What makes a perfect pub? For George Orwell, wistfully writing in 1946, there were ten precise criteria - including motherly barmaids, draught stout and tobacco available at the bar. Settled into a tired but comfortable sofa for my first visit to The Bear at Home, a free house in North Moreton, Oxfordshire, I can see a few of my own favourite pub features, including a fire, pork pies, a dog, a plentiful supply of newspapers and, yes, draught stout. My own local, Father Ted's in Kilburn, lacks the dog and the fire - but boasts different charms, including Sid Waddell quotes painted on the wall, Arsenal-on-demand, a 24-hour licence and cheap Guinness. Both pubs share Orwell's prime criterion, atmosphere.
Any attempt to define a perfect pub is, of course, hopelessly subjective. But Orwell's question, "what makes a perfect pub?" may yet become academic. According to startling figures from the British Beer and Pub Association (BBPA) released last week, there are now 39 pubs closing in Britain each week. Were the closures to continue at that rate, last orders in Britain's last pub would be called for the final time one evening in June 2037.

THE TASKS:
A - Can you sum up the pub excerpt in two sentences?
B - Swap "closing" for "shutting" and reproduce the pub excerpt between "Any attempt to" and "in June 2037.", inclusive.
Rely only on the text above when answering.

Element and coordinate records
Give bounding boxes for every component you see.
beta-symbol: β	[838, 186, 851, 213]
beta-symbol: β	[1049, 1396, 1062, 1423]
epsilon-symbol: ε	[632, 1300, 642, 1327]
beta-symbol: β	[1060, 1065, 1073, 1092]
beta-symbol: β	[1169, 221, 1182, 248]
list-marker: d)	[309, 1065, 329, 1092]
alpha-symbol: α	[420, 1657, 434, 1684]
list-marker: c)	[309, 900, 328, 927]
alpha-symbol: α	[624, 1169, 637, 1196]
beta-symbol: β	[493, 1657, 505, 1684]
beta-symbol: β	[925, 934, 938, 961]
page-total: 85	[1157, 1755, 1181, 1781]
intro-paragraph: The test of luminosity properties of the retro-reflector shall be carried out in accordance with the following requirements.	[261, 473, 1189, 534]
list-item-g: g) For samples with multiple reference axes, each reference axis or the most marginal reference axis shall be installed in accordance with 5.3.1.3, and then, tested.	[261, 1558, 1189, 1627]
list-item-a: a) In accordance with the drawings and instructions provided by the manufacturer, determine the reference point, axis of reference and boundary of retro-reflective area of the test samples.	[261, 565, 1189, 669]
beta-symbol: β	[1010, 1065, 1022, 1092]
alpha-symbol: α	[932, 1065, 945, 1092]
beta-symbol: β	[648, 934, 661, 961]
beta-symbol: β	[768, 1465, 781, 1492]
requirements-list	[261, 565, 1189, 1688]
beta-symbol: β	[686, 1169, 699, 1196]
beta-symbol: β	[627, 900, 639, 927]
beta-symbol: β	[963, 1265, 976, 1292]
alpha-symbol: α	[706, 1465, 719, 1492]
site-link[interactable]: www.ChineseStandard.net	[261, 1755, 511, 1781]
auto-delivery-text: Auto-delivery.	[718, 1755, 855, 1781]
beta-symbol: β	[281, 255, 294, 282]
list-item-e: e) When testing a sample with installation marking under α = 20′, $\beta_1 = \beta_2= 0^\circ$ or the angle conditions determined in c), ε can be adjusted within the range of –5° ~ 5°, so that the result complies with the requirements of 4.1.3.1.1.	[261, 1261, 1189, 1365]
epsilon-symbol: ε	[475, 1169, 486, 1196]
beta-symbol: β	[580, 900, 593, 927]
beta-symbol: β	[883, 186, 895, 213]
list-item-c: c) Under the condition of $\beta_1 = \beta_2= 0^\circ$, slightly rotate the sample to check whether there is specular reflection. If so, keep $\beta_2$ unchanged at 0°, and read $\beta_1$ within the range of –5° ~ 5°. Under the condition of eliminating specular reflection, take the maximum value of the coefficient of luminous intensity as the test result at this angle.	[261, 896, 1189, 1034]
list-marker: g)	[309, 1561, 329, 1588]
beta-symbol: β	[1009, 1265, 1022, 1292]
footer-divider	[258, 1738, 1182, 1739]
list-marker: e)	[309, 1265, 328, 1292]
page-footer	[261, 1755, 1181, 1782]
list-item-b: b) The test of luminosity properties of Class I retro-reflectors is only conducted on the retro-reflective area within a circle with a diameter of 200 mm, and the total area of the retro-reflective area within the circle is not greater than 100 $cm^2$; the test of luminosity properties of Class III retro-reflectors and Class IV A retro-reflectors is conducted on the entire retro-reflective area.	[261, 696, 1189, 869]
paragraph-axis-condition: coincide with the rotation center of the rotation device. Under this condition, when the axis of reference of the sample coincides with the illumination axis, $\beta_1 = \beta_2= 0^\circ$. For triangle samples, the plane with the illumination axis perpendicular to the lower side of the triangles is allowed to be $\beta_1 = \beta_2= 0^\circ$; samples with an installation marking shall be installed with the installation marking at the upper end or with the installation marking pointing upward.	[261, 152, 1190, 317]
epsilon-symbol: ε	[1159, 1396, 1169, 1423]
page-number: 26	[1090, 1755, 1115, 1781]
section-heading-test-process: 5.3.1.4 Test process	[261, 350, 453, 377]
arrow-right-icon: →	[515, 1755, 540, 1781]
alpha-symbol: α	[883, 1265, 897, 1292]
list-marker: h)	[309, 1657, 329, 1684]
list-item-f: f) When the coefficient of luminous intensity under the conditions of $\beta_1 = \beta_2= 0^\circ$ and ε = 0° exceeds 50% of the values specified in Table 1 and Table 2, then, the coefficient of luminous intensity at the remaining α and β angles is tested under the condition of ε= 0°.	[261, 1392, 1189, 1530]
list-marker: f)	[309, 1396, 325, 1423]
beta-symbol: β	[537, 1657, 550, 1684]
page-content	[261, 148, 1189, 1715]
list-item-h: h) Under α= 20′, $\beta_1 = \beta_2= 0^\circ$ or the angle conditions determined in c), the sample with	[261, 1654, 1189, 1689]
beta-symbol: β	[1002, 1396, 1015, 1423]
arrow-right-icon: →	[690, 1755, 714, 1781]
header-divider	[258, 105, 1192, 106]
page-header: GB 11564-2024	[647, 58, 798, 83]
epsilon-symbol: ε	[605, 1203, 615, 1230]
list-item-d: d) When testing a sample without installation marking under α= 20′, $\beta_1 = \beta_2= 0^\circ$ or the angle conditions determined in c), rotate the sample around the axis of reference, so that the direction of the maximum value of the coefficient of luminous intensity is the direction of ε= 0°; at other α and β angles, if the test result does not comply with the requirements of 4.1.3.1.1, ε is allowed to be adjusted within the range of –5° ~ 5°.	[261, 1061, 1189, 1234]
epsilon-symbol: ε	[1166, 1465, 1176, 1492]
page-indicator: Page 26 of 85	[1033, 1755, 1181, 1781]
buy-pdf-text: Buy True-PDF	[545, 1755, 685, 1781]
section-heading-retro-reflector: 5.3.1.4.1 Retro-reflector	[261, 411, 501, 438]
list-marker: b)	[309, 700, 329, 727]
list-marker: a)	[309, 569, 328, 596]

SOLUTIONS TO THE EXERCISE:
A - The excerpt sets George Orwell's 1946 criteria for a perfect pub beside the features the writer enjoys at The Bear at Home in North Moreton and at Father Ted's in Kilburn, noting that both share Orwell's prime criterion of atmosphere. It then cites BBPA figures showing 39 pubs closing in Britain each week, a rate at which Britain's last pub would call last orders in June 2037.

B -
Any attempt to define a perfect pub is, of course, hopelessly subjective. But Orwell's question, "what makes a perfect pub?" may yet become academic. According to startling figures from the British Beer and Pub Association (BBPA) released last week, there are now 39 pubs shutting in Britain each week. Were the closures to continue at that rate, last orders in Britain's last pub would be called for the final time one evening in June 2037.